--- begin Task material ---

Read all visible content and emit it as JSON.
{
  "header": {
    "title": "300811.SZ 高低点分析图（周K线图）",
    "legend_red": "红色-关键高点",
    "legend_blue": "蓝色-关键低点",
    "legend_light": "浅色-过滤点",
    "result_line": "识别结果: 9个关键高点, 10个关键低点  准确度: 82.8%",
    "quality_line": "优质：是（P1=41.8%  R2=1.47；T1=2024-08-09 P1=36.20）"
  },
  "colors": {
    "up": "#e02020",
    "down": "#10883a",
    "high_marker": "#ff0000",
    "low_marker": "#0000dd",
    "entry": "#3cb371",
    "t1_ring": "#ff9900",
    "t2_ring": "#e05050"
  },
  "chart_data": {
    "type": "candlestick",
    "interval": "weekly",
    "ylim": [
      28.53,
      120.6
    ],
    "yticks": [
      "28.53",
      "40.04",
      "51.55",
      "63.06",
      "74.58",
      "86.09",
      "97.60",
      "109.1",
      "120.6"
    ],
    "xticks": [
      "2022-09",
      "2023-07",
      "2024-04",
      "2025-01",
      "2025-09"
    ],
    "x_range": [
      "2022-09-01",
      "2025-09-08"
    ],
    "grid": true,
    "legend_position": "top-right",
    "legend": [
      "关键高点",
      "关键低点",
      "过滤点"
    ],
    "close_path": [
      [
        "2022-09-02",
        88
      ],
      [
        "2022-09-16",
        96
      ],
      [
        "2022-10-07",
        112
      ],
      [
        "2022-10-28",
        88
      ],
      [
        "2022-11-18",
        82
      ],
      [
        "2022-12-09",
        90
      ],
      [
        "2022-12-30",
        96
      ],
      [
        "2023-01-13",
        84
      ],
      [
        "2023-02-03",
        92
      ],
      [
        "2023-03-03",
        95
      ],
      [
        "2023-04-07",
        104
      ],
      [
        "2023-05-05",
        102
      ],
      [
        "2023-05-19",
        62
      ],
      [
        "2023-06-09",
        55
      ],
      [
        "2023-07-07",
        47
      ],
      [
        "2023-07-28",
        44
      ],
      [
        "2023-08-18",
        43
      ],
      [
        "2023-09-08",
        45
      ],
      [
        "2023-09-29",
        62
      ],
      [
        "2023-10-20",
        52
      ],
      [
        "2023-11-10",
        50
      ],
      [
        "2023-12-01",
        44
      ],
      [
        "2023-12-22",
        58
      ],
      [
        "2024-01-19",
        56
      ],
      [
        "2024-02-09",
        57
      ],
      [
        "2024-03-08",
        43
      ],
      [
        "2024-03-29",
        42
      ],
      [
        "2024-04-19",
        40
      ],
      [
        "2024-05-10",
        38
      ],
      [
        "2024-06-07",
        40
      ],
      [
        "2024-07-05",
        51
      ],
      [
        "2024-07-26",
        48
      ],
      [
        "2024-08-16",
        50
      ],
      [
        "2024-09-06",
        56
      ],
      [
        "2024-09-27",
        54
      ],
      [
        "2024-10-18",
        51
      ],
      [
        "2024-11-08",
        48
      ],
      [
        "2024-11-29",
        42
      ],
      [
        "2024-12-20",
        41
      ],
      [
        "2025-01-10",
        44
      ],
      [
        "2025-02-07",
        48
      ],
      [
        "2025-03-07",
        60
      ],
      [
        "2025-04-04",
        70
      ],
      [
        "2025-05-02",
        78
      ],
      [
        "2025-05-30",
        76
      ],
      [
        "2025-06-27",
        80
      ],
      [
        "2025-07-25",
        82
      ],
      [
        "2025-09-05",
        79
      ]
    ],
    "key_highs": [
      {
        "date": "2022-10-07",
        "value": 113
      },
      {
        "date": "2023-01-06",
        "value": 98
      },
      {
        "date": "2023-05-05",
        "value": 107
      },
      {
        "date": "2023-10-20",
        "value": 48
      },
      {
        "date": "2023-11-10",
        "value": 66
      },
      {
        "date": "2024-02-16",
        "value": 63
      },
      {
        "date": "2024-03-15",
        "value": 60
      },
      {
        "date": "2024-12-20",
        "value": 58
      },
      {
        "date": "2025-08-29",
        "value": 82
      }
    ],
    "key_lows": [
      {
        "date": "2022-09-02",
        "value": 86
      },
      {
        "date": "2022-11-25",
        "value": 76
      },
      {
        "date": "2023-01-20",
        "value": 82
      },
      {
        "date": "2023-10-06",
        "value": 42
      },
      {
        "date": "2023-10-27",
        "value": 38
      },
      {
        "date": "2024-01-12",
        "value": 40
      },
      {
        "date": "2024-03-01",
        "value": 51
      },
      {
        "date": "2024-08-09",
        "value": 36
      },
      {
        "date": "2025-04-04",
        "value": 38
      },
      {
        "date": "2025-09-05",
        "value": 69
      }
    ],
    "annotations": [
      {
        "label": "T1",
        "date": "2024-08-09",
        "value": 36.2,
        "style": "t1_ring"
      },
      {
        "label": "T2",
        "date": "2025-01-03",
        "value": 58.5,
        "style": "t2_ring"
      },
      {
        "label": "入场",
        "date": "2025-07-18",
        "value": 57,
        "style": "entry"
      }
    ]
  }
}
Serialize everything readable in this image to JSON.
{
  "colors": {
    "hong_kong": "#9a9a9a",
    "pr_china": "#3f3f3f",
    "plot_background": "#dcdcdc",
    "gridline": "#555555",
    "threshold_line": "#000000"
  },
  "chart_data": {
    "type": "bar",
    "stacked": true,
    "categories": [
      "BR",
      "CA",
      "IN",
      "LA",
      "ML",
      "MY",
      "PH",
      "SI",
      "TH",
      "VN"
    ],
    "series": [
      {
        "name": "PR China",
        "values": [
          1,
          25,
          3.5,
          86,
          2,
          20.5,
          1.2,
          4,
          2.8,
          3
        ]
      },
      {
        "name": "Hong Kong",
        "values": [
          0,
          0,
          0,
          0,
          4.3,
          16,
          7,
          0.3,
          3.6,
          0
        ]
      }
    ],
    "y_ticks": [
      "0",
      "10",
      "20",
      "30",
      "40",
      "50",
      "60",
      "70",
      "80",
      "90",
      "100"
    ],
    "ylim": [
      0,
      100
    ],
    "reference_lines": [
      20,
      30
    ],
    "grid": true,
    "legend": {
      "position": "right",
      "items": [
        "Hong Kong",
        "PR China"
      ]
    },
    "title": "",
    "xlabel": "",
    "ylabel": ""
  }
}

--- end Task material ---
--- begin Task material ---

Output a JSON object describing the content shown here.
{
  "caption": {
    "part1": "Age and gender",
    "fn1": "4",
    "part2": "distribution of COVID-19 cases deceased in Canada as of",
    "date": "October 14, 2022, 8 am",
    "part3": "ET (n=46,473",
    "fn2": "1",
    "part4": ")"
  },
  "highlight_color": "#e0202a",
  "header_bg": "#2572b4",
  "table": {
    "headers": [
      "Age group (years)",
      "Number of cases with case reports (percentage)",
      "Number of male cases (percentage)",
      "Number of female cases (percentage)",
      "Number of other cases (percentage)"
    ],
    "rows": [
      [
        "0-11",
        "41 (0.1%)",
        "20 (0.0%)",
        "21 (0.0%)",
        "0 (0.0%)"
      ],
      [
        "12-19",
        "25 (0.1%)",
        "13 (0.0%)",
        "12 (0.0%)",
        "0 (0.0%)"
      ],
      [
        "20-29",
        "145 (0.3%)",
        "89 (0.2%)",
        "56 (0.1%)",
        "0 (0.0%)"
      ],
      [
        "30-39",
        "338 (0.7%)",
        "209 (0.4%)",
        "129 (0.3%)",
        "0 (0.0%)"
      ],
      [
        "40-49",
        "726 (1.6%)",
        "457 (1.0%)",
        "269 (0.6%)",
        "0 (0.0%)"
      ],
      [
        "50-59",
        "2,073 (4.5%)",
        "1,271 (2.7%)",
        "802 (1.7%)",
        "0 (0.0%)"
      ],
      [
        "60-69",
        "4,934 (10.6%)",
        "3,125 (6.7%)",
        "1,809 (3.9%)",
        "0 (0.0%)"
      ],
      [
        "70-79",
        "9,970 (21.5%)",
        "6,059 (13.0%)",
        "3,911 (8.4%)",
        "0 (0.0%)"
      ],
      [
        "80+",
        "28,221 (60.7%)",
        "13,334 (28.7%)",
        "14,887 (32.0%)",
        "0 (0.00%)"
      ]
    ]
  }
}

--- end Task material ---
--- begin Task material ---

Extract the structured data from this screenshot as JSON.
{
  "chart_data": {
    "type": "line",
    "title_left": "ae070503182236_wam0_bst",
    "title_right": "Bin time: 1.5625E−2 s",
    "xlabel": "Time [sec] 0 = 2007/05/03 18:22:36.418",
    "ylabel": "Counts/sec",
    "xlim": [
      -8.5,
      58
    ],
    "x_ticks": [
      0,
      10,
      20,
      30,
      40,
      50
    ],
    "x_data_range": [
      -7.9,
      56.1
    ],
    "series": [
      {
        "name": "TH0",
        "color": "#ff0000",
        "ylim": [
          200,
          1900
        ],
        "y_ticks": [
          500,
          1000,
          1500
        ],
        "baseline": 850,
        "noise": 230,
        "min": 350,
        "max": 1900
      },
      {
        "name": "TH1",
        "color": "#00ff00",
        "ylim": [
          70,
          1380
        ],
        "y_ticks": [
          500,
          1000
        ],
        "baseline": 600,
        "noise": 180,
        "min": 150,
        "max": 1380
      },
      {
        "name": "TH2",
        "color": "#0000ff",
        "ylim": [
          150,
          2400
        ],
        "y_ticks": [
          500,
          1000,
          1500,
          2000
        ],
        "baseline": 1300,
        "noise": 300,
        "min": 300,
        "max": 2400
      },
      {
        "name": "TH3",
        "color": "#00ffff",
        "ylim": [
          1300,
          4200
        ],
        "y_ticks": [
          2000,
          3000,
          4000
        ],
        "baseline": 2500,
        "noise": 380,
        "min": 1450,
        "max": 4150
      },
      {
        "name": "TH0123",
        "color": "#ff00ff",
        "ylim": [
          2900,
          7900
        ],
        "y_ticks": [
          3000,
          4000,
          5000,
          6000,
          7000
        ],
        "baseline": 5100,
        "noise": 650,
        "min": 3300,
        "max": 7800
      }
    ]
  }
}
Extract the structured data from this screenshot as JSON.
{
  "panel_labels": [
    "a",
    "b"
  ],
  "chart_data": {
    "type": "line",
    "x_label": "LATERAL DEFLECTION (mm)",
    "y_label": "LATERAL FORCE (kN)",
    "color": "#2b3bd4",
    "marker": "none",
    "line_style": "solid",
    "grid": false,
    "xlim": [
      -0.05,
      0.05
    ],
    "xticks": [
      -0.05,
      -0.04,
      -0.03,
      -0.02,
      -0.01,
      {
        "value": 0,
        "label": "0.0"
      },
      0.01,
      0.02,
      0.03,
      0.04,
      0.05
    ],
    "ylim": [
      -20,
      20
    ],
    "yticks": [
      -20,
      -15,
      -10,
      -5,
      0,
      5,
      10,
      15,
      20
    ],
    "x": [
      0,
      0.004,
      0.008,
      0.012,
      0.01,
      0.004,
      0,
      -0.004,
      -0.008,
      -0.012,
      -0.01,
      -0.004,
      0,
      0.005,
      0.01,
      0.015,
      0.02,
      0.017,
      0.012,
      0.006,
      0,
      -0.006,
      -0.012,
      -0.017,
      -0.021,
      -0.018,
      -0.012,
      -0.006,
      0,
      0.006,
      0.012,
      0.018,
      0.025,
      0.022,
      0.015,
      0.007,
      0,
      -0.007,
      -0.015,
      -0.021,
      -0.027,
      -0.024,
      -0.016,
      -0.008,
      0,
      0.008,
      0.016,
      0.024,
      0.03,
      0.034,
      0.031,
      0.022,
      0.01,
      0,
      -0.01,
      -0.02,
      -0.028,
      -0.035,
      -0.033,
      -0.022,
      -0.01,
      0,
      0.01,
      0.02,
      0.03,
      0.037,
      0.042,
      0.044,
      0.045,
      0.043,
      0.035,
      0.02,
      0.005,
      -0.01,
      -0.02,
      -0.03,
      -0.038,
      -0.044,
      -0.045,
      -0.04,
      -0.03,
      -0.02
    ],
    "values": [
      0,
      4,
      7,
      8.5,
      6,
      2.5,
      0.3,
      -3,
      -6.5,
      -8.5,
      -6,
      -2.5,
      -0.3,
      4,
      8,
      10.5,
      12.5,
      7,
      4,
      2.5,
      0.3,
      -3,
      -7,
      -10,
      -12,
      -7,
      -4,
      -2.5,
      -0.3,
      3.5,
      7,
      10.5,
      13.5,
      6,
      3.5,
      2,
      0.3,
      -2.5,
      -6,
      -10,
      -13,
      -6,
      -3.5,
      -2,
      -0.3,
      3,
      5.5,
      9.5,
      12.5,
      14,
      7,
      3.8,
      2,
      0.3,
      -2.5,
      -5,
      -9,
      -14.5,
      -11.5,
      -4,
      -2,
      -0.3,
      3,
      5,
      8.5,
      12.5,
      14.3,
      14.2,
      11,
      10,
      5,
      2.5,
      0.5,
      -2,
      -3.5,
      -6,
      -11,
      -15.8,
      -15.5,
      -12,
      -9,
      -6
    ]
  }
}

--- end Task material ---

**Short problem:**
Which lines hold the word "cases"? Return all of them from the records above.

**Answer for the task:**
    "part2": "distribution of COVID-19 cases deceased in Canada as of",
      "Number of cases with case reports (percentage)",
      "Number of male cases (percentage)",
      "Number of female cases (percentage)",
      "Number of other cases (percentage)"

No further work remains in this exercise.